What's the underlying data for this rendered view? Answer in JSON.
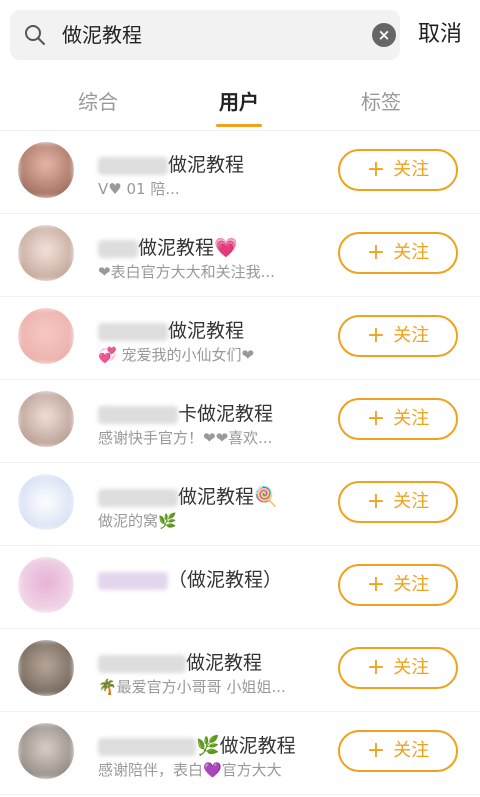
{
  "search": {
    "query": "做泥教程",
    "clear_symbol": "×"
  },
  "cancel_label": "取消",
  "tabs": [
    {
      "label": "综合"
    },
    {
      "label": "用户"
    },
    {
      "label": "标签"
    }
  ],
  "follow_label": "关注",
  "follow_plus": "+",
  "users": [
    {
      "name": "做泥教程",
      "desc": "V♥ 01 陪..."
    },
    {
      "name": "做泥教程💗",
      "desc": "❤表白官方大大和关注我..."
    },
    {
      "name": "做泥教程",
      "desc": "💞 宠爱我的小仙女们❤"
    },
    {
      "name": "卡做泥教程",
      "desc": "感谢快手官方！❤❤喜欢..."
    },
    {
      "name": "做泥教程🍭",
      "desc": "做泥的窝🌿"
    },
    {
      "name": "（做泥教程）",
      "desc": ""
    },
    {
      "name": "做泥教程",
      "desc": "🌴最爱官方小哥哥 小姐姐..."
    },
    {
      "name": "🌿做泥教程",
      "desc": "感谢陪伴，表白💜官方大大"
    }
  ],
  "colors": {
    "accent": "#f0a21c",
    "text": "#333333",
    "muted": "#999999"
  }
}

= = = =

PROBLEM DESCRIPTION
From the entries above, copy every line where the word "name" shows up.

FULL RESPONSE
      "name": "做泥教程",
      "name": "做泥教程💗",
      "name": "做泥教程",
      "name": "卡做泥教程",
      "name": "做泥教程🍭",
      "name": "（做泥教程）",
      "name": "做泥教程",
      "name": "🌿做泥教程",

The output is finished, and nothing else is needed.